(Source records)
++++

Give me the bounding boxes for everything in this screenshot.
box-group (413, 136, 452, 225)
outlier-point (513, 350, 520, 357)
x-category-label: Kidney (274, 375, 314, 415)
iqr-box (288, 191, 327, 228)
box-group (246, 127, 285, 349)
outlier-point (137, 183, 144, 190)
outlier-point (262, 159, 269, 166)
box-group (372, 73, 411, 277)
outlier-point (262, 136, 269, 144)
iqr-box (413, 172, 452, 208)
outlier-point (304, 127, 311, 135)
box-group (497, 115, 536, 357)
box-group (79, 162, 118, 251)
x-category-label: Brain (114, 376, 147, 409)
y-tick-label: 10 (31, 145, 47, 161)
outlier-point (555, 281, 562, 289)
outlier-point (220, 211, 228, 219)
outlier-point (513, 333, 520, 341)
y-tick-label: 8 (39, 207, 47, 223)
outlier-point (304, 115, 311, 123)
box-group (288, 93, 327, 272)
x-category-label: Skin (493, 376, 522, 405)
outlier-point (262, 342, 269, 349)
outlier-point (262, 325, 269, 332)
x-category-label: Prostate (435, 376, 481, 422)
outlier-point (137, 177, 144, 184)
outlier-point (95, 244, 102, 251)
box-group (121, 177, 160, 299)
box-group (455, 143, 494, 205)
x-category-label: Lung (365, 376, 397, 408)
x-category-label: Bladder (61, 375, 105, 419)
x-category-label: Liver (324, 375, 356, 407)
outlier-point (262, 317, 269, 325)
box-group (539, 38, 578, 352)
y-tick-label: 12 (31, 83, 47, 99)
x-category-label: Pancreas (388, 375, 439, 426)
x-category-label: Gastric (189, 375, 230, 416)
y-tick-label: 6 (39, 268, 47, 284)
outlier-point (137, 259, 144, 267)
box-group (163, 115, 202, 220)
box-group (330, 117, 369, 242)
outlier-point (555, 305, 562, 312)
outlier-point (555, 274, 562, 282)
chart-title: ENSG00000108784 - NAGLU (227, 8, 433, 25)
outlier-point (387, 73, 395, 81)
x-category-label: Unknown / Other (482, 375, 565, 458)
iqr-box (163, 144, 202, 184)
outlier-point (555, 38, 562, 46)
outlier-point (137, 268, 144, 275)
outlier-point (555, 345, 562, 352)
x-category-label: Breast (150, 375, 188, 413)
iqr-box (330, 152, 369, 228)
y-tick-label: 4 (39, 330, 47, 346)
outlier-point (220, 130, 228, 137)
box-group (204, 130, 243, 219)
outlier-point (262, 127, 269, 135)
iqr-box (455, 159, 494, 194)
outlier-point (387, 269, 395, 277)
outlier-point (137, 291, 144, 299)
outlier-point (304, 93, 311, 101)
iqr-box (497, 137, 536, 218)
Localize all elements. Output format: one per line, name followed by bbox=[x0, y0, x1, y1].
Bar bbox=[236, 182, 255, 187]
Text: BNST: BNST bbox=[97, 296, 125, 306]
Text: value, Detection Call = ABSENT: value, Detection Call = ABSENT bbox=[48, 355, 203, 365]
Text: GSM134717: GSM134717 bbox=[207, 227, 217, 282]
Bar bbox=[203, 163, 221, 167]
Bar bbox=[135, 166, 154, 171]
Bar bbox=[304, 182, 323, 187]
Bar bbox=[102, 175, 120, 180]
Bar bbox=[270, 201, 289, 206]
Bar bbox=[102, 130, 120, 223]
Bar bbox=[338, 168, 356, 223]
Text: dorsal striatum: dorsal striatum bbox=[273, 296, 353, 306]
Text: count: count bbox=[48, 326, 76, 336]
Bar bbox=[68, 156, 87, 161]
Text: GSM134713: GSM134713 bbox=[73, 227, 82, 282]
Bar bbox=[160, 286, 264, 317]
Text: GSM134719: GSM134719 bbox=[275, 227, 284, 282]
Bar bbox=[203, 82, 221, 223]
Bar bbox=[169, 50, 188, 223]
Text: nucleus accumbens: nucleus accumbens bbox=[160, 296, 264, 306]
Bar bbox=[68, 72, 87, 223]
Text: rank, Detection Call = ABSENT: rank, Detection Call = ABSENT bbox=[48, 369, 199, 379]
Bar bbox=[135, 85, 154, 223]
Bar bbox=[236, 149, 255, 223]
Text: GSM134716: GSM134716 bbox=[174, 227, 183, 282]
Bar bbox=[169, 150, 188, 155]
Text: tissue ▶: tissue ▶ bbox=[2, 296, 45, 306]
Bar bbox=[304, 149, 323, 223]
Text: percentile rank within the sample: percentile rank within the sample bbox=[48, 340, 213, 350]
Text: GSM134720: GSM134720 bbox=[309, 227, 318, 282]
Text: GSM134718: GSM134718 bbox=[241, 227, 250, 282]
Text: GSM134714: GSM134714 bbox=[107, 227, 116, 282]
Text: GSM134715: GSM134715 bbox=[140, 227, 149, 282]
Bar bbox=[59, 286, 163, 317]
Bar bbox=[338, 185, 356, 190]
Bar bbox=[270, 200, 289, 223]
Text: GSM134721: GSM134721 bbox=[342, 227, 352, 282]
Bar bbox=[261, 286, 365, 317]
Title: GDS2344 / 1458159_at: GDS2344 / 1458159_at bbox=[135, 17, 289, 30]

++++

| Problem to solve |
Put every line from the items above into a single numbered list, skipping any blank lines.

| The result |
1. Give me the bounding boxes for everything in this screenshot.
2. box-group (413, 136, 452, 225)
3. outlier-point (513, 350, 520, 357)
4. x-category-label: Kidney (274, 375, 314, 415)
5. iqr-box (288, 191, 327, 228)
6. box-group (246, 127, 285, 349)
7. outlier-point (137, 183, 144, 190)
8. outlier-point (262, 159, 269, 166)
9. box-group (372, 73, 411, 277)
10. outlier-point (262, 136, 269, 144)
11. iqr-box (413, 172, 452, 208)
12. outlier-point (304, 127, 311, 135)
13. box-group (497, 115, 536, 357)
14. box-group (79, 162, 118, 251)
15. x-category-label: Brain (114, 376, 147, 409)
16. y-tick-label: 10 (31, 145, 47, 161)
17. outlier-point (555, 281, 562, 289)
18. outlier-point (220, 211, 228, 219)
19. outlier-point (513, 333, 520, 341)
20. y-tick-label: 8 (39, 207, 47, 223)
21. outlier-point (304, 115, 311, 123)
22. box-group (288, 93, 327, 272)
23. x-category-label: Skin (493, 376, 522, 405)
24. outlier-point (262, 342, 269, 349)
25. outlier-point (262, 325, 269, 332)
26. x-category-label: Prostate (435, 376, 481, 422)
27. outlier-point (137, 177, 144, 184)
28. outlier-point (95, 244, 102, 251)
29. box-group (121, 177, 160, 299)
30. box-group (455, 143, 494, 205)
31. x-category-label: Lung (365, 376, 397, 408)
32. x-category-label: Bladder (61, 375, 105, 419)
33. x-category-label: Liver (324, 375, 356, 407)
34. outlier-point (262, 317, 269, 325)
35. box-group (539, 38, 578, 352)
36. y-tick-label: 12 (31, 83, 47, 99)
37. x-category-label: Pancreas (388, 375, 439, 426)
38. x-category-label: Gastric (189, 375, 230, 416)
39. y-tick-label: 6 (39, 268, 47, 284)
40. outlier-point (137, 259, 144, 267)
41. box-group (163, 115, 202, 220)
42. box-group (330, 117, 369, 242)
43. outlier-point (555, 305, 562, 312)
44. outlier-point (555, 274, 562, 282)
45. chart-title: ENSG00000108784 - NAGLU (227, 8, 433, 25)
46. outlier-point (387, 73, 395, 81)
47. x-category-label: Unknown / Other (482, 375, 565, 458)
48. iqr-box (163, 144, 202, 184)
49. outlier-point (555, 38, 562, 46)
50. outlier-point (137, 268, 144, 275)
51. outlier-point (555, 345, 562, 352)
52. x-category-label: Breast (150, 375, 188, 413)
53. iqr-box (330, 152, 369, 228)
54. y-tick-label: 4 (39, 330, 47, 346)
55. outlier-point (220, 130, 228, 137)
56. box-group (204, 130, 243, 219)
57. outlier-point (262, 127, 269, 135)
58. iqr-box (455, 159, 494, 194)
59. outlier-point (387, 269, 395, 277)
60. outlier-point (137, 291, 144, 299)
61. outlier-point (304, 93, 311, 101)
62. iqr-box (497, 137, 536, 218)
63. Localize all elements. Output format: one per line, name followed by bbox=[x0, y0, x1, y1].
64. Bar bbox=[236, 182, 255, 187]
65. Text: BNST: BNST bbox=[97, 296, 125, 306]
66. Text: value, Detection Call = ABSENT: value, Detection Call = ABSENT bbox=[48, 355, 203, 365]
67. Text: GSM134717: GSM134717 bbox=[207, 227, 217, 282]
68. Bar bbox=[203, 163, 221, 167]
69. Bar bbox=[135, 166, 154, 171]
70. Bar bbox=[304, 182, 323, 187]
71. Bar bbox=[102, 175, 120, 180]
72. Bar bbox=[270, 201, 289, 206]
73. Bar bbox=[102, 130, 120, 223]
74. Bar bbox=[338, 168, 356, 223]
75. Text: dorsal striatum: dorsal striatum bbox=[273, 296, 353, 306]
76. Text: count: count bbox=[48, 326, 76, 336]
77. Bar bbox=[68, 156, 87, 161]
78. Text: GSM134713: GSM134713 bbox=[73, 227, 82, 282]
79. Bar bbox=[160, 286, 264, 317]
80. Text: GSM134719: GSM134719 bbox=[275, 227, 284, 282]
81. Bar bbox=[203, 82, 221, 223]
82. Bar bbox=[169, 50, 188, 223]
83. Text: nucleus accumbens: nucleus accumbens bbox=[160, 296, 264, 306]
84. Bar bbox=[68, 72, 87, 223]
85. Text: rank, Detection Call = ABSENT: rank, Detection Call = ABSENT bbox=[48, 369, 199, 379]
86. Bar bbox=[135, 85, 154, 223]
87. Bar bbox=[236, 149, 255, 223]
88. Text: GSM134716: GSM134716 bbox=[174, 227, 183, 282]
89. Bar bbox=[169, 150, 188, 155]
90. Text: tissue ▶: tissue ▶ bbox=[2, 296, 45, 306]
91. Bar bbox=[304, 149, 323, 223]
92. Text: percentile rank within the sample: percentile rank within the sample bbox=[48, 340, 213, 350]
93. Text: GSM134720: GSM134720 bbox=[309, 227, 318, 282]
94. Text: GSM134718: GSM134718 bbox=[241, 227, 250, 282]
95. Text: GSM134714: GSM134714 bbox=[107, 227, 116, 282]
96. Text: GSM134715: GSM134715 bbox=[140, 227, 149, 282]
97. Bar bbox=[59, 286, 163, 317]
98. Bar bbox=[338, 185, 356, 190]
99. Bar bbox=[270, 200, 289, 223]
100. Text: GSM134721: GSM134721 bbox=[342, 227, 352, 282]
101. Bar bbox=[261, 286, 365, 317]
102. Title: GDS2344 / 1458159_at: GDS2344 / 1458159_at bbox=[135, 17, 289, 30]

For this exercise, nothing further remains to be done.